* [GIVEN INSTRUCTION]: In the listing below, locate the lines that hold the string "abban". Copy those lines.

** START MATERIAL PROVIDED **

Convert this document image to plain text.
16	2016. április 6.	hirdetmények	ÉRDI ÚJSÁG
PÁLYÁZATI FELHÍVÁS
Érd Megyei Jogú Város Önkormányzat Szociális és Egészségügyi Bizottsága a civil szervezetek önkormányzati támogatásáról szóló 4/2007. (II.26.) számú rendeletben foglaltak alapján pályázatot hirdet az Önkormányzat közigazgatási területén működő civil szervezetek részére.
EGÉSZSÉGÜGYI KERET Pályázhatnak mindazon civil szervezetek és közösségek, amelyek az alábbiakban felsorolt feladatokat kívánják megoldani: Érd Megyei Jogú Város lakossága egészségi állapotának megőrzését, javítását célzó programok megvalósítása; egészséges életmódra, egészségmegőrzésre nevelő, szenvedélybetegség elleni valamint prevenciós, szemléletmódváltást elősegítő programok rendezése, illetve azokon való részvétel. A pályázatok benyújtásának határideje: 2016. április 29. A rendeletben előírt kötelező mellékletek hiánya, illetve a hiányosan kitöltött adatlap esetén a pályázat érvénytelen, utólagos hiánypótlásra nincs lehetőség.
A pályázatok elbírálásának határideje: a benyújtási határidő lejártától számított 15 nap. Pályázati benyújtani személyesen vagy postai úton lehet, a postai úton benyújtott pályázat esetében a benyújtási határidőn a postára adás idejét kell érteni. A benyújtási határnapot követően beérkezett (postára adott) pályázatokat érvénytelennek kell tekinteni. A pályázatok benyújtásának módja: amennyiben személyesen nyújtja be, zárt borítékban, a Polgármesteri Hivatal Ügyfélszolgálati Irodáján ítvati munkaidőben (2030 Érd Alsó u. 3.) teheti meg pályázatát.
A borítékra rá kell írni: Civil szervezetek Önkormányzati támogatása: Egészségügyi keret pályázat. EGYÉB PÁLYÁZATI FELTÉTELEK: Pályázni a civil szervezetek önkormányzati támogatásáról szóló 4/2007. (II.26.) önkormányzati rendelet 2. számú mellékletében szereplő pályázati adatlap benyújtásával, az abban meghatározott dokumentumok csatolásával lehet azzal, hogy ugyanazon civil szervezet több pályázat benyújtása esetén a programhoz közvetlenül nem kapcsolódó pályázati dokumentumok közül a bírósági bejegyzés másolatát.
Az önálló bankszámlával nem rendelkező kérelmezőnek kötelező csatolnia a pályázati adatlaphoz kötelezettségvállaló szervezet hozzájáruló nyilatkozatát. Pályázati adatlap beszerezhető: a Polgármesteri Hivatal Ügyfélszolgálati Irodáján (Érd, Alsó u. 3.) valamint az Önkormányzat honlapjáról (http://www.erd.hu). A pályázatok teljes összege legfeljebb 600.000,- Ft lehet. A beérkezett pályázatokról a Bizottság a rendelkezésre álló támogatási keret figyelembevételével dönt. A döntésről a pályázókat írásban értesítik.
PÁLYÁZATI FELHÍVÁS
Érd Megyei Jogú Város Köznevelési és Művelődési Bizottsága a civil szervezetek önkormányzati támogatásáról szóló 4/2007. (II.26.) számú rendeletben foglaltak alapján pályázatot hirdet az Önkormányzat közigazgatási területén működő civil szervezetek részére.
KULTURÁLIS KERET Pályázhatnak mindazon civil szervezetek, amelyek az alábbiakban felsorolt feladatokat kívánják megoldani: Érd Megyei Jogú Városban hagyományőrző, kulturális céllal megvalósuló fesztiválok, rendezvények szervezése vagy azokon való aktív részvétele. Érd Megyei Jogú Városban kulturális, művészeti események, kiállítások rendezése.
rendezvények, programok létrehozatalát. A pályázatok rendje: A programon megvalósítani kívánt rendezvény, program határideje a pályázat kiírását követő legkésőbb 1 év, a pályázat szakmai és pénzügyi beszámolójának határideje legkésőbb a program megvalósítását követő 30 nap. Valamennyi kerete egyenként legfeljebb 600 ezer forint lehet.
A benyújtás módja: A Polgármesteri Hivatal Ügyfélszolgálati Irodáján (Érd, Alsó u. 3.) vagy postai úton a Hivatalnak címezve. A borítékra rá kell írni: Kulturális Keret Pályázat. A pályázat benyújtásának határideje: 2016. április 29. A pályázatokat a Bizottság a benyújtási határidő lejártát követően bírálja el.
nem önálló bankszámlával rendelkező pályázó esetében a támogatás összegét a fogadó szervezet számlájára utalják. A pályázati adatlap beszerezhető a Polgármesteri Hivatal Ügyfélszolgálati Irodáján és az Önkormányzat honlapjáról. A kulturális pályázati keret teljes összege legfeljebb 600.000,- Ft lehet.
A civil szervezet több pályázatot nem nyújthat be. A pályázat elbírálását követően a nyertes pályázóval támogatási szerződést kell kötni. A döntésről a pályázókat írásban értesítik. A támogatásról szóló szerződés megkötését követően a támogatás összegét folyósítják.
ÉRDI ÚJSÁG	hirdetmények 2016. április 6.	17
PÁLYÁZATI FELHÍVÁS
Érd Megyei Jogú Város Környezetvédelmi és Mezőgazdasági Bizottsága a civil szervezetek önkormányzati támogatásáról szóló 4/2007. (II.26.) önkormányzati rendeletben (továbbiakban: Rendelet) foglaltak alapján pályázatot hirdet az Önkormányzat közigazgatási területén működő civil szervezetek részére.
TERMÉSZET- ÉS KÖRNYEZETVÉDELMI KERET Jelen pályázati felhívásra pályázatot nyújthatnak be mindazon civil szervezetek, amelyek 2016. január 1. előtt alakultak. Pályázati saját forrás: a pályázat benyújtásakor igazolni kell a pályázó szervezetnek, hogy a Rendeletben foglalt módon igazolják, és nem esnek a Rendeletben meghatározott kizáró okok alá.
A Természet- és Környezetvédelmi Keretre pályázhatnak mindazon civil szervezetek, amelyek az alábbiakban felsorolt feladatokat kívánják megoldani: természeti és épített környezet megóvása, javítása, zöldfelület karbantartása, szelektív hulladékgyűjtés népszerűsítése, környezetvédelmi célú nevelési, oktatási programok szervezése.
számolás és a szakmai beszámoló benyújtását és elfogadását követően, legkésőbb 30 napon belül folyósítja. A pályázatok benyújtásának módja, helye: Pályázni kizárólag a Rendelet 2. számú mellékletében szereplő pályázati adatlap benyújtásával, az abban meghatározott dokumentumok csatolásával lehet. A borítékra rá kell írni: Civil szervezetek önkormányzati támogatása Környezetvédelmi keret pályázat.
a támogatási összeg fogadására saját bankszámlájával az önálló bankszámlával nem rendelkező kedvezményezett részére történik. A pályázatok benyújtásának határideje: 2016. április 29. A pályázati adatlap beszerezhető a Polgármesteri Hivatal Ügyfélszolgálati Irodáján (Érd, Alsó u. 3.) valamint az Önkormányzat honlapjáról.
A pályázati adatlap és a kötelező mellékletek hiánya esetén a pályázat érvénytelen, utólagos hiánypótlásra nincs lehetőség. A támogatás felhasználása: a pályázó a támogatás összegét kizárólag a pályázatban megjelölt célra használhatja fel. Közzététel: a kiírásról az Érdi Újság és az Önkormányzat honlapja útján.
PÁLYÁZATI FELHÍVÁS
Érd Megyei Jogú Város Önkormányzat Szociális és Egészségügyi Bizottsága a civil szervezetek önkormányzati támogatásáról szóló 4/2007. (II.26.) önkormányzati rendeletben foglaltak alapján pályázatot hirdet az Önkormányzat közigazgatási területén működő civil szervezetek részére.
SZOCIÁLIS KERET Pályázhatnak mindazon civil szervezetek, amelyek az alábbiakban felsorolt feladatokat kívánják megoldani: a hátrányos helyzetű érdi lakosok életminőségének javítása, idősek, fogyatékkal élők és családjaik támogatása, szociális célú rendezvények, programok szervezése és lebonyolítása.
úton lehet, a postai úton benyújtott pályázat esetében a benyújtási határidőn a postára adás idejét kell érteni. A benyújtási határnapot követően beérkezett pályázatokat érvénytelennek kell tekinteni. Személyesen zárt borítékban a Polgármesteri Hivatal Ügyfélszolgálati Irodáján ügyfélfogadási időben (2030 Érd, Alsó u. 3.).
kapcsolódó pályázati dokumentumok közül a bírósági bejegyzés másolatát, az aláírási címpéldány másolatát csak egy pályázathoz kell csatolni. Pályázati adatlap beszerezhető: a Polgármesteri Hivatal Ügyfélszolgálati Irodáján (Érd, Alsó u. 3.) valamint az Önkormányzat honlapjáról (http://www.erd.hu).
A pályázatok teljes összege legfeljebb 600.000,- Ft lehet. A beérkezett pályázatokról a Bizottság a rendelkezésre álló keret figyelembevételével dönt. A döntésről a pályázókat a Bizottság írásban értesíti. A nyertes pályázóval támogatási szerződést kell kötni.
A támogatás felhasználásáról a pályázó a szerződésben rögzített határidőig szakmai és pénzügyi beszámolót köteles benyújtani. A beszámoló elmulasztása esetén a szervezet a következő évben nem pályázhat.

** END MATERIAL PROVIDED **

* [OUTPUT OF THE EXERCISE]:
A borítékra rá kell írni: Civil szervezetek Önkormányzati támogatása: Egészségügyi keret pályázat. EGYÉB PÁLYÁZATI FELTÉTELEK: Pályázni a civil szervezetek önkormányzati támogatásáról szóló 4/2007. (II.26.) önkormányzati rendelet 2. számú mellékletében szereplő pályázati adatlap benyújtásával, az abban meghatározott dokumentumok csatolásával lehet azzal, hogy ugyanazon civil szervezet több pályázat benyújtása esetén a programhoz közvetlenül nem kapcsolódó pályázati dokumentumok közül a bírósági bejegyzés másolatát.
számolás és a szakmai beszámoló benyújtását és elfogadását követően, legkésőbb 30 napon belül folyósítja. A pályázatok benyújtásának módja, helye: Pályázni kizárólag a Rendelet 2. számú mellékletében szereplő pályázati adatlap benyújtásával, az abban meghatározott dokumentumok csatolásával lehet. A borítékra rá kell írni: Civil szervezetek önkormányzati támogatása Környezetvédelmi keret pályázat.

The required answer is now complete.